EXERCISE
Copy all entries without alteration and skip the pictures they hold.

RECORDS SUPPLIED
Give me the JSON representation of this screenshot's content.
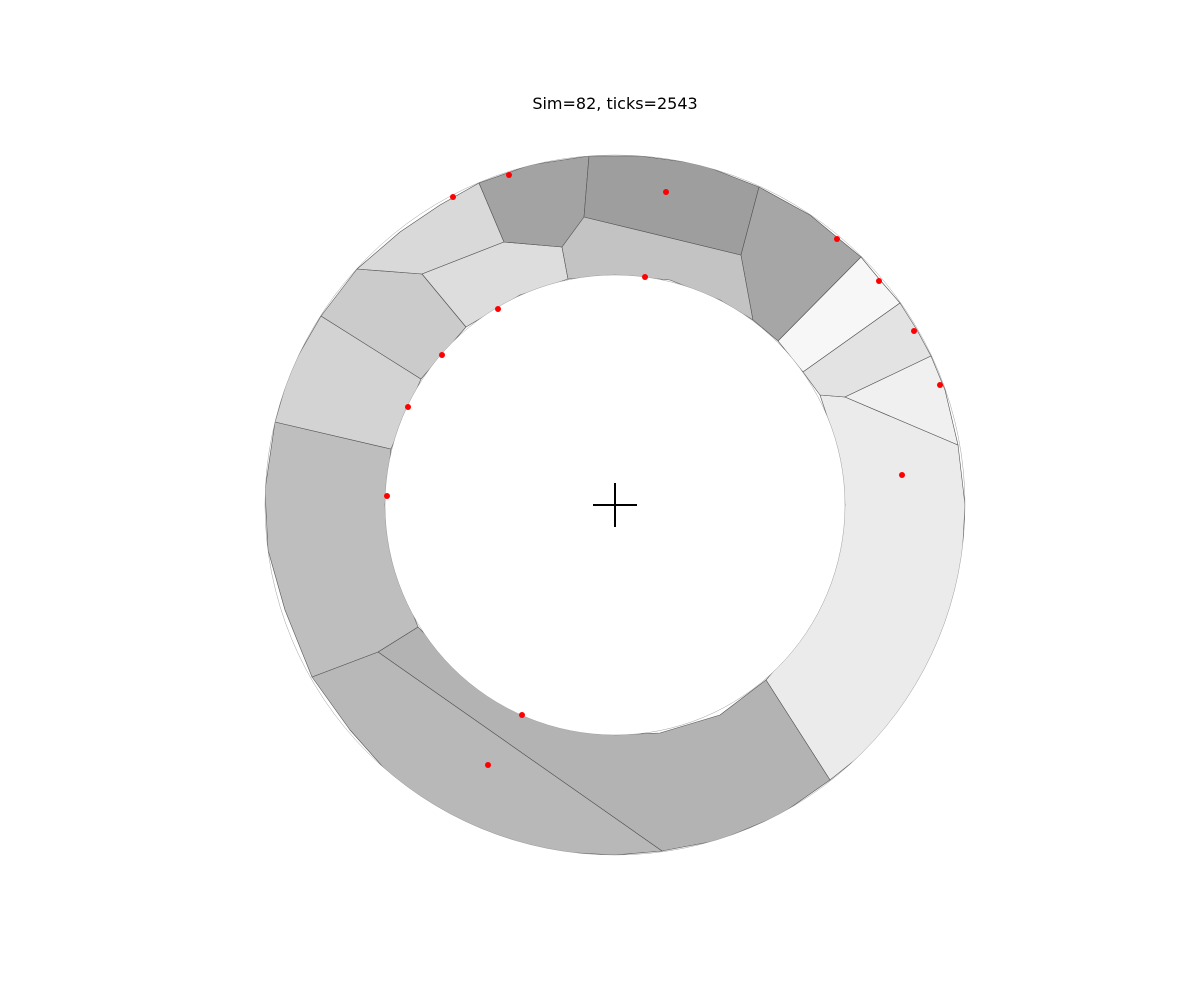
{
  "title": "Sim=82, ticks=2543",
  "colors": {
    "background": "#ffffff",
    "cell_edge": "#555555",
    "site_marker": "#ff0000",
    "center_marker": "#000000"
  }
}
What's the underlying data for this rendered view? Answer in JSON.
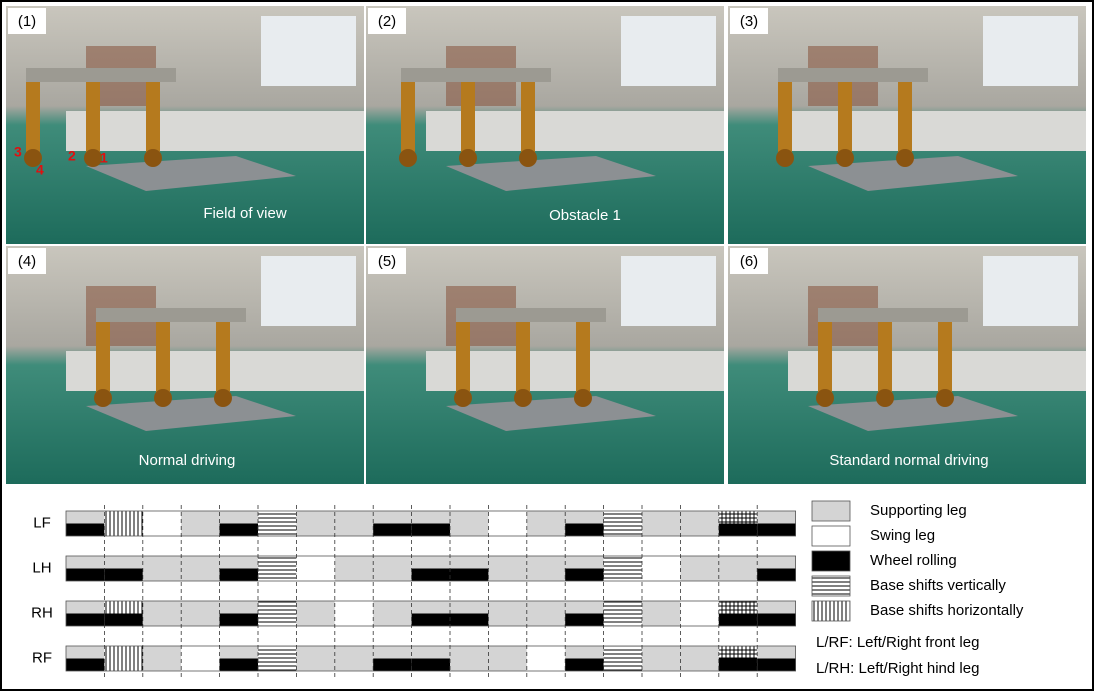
{
  "panels": [
    {
      "label": "(1)",
      "annotations": [
        "Field of view"
      ],
      "leg_numbers": [
        "3",
        "4",
        "2",
        "1"
      ]
    },
    {
      "label": "(2)",
      "annotations": [
        "Obstacle 1"
      ]
    },
    {
      "label": "(3)",
      "annotations": []
    },
    {
      "label": "(4)",
      "annotations": [
        "Normal driving"
      ]
    },
    {
      "label": "(5)",
      "annotations": []
    },
    {
      "label": "(6)",
      "annotations": [
        "Standard normal driving"
      ]
    }
  ],
  "gait": {
    "legend": [
      "Supporting leg",
      "Swing leg",
      "Wheel rolling",
      "Base shifts vertically",
      "Base shifts horizontally"
    ],
    "notes": [
      "L/RF: Left/Right front leg",
      "L/RH: Left/Right hind leg"
    ],
    "rows": [
      {
        "name": "LF",
        "cells": [
          [
            0,
            2
          ],
          [
            4
          ],
          [
            1
          ],
          [
            0
          ],
          [
            0,
            2
          ],
          [
            3
          ],
          [
            0
          ],
          [
            0
          ],
          [
            0,
            2
          ],
          [
            0,
            2
          ],
          [
            0
          ],
          [
            1
          ],
          [
            0
          ],
          [
            0,
            2
          ],
          [
            3
          ],
          [
            0
          ],
          [
            0
          ],
          [
            3,
            4,
            2
          ],
          [
            0,
            2
          ]
        ]
      },
      {
        "name": "LH",
        "cells": [
          [
            0,
            2
          ],
          [
            0,
            2
          ],
          [
            0
          ],
          [
            0
          ],
          [
            0,
            2
          ],
          [
            3
          ],
          [
            1
          ],
          [
            0
          ],
          [
            0
          ],
          [
            0,
            2
          ],
          [
            0,
            2
          ],
          [
            0
          ],
          [
            0
          ],
          [
            0,
            2
          ],
          [
            3
          ],
          [
            1
          ],
          [
            0
          ],
          [
            0
          ],
          [
            0,
            2
          ]
        ]
      },
      {
        "name": "RH",
        "cells": [
          [
            0,
            2
          ],
          [
            4,
            2
          ],
          [
            0
          ],
          [
            0
          ],
          [
            0,
            2
          ],
          [
            3
          ],
          [
            0
          ],
          [
            1
          ],
          [
            0
          ],
          [
            0,
            2
          ],
          [
            0,
            2
          ],
          [
            0
          ],
          [
            0
          ],
          [
            0,
            2
          ],
          [
            3
          ],
          [
            0
          ],
          [
            1
          ],
          [
            3,
            4,
            2
          ],
          [
            0,
            2
          ]
        ]
      },
      {
        "name": "RF",
        "cells": [
          [
            0,
            2
          ],
          [
            4
          ],
          [
            0
          ],
          [
            1
          ],
          [
            0,
            2
          ],
          [
            3
          ],
          [
            0
          ],
          [
            0
          ],
          [
            0,
            2
          ],
          [
            0,
            2
          ],
          [
            0
          ],
          [
            0
          ],
          [
            1
          ],
          [
            0,
            2
          ],
          [
            3
          ],
          [
            0
          ],
          [
            0
          ],
          [
            3,
            4,
            2
          ],
          [
            0,
            2
          ]
        ]
      }
    ]
  }
}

RESULT OF THE EXERCISE
Give me the JSON representation of this screenshot's content.
{
  "title": "Sim=82, ticks=2543",
  "colors": {
    "background": "#ffffff",
    "cell_edge": "#555555",
    "site_marker": "#ff0000",
    "center_marker": "#000000"
  }
}
What's the underlying data for this rendered view? Answer in JSON.
{
  "panels": [
    {
      "label": "(1)",
      "annotations": [
        "Field of view"
      ],
      "leg_numbers": [
        "3",
        "4",
        "2",
        "1"
      ]
    },
    {
      "label": "(2)",
      "annotations": [
        "Obstacle 1"
      ]
    },
    {
      "label": "(3)",
      "annotations": []
    },
    {
      "label": "(4)",
      "annotations": [
        "Normal driving"
      ]
    },
    {
      "label": "(5)",
      "annotations": []
    },
    {
      "label": "(6)",
      "annotations": [
        "Standard normal driving"
      ]
    }
  ],
  "gait": {
    "legend": [
      "Supporting leg",
      "Swing leg",
      "Wheel rolling",
      "Base shifts vertically",
      "Base shifts horizontally"
    ],
    "notes": [
      "L/RF: Left/Right front leg",
      "L/RH: Left/Right hind leg"
    ],
    "rows": [
      {
        "name": "LF",
        "cells": [
          [
            0,
            2
          ],
          [
            4
          ],
          [
            1
          ],
          [
            0
          ],
          [
            0,
            2
          ],
          [
            3
          ],
          [
            0
          ],
          [
            0
          ],
          [
            0,
            2
          ],
          [
            0,
            2
          ],
          [
            0
          ],
          [
            1
          ],
          [
            0
          ],
          [
            0,
            2
          ],
          [
            3
          ],
          [
            0
          ],
          [
            0
          ],
          [
            3,
            4,
            2
          ],
          [
            0,
            2
          ]
        ]
      },
      {
        "name": "LH",
        "cells": [
          [
            0,
            2
          ],
          [
            0,
            2
          ],
          [
            0
          ],
          [
            0
          ],
          [
            0,
            2
          ],
          [
            3
          ],
          [
            1
          ],
          [
            0
          ],
          [
            0
          ],
          [
            0,
            2
          ],
          [
            0,
            2
          ],
          [
            0
          ],
          [
            0
          ],
          [
            0,
            2
          ],
          [
            3
          ],
          [
            1
          ],
          [
            0
          ],
          [
            0
          ],
          [
            0,
            2
          ]
        ]
      },
      {
        "name": "RH",
        "cells": [
          [
            0,
            2
          ],
          [
            4,
            2
          ],
          [
            0
          ],
          [
            0
          ],
          [
            0,
            2
          ],
          [
            3
          ],
          [
            0
          ],
          [
            1
          ],
          [
            0
          ],
          [
            0,
            2
          ],
          [
            0,
            2
          ],
          [
            0
          ],
          [
            0
          ],
          [
            0,
            2
          ],
          [
            3
          ],
          [
            0
          ],
          [
            1
          ],
          [
            3,
            4,
            2
          ],
          [
            0,
            2
          ]
        ]
      },
      {
        "name": "RF",
        "cells": [
          [
            0,
            2
          ],
          [
            4
          ],
          [
            0
          ],
          [
            1
          ],
          [
            0,
            2
          ],
          [
            3
          ],
          [
            0
          ],
          [
            0
          ],
          [
            0,
            2
          ],
          [
            0,
            2
          ],
          [
            0
          ],
          [
            0
          ],
          [
            1
          ],
          [
            0,
            2
          ],
          [
            3
          ],
          [
            0
          ],
          [
            0
          ],
          [
            3,
            4,
            2
          ],
          [
            0,
            2
          ]
        ]
      }
    ]
  }
}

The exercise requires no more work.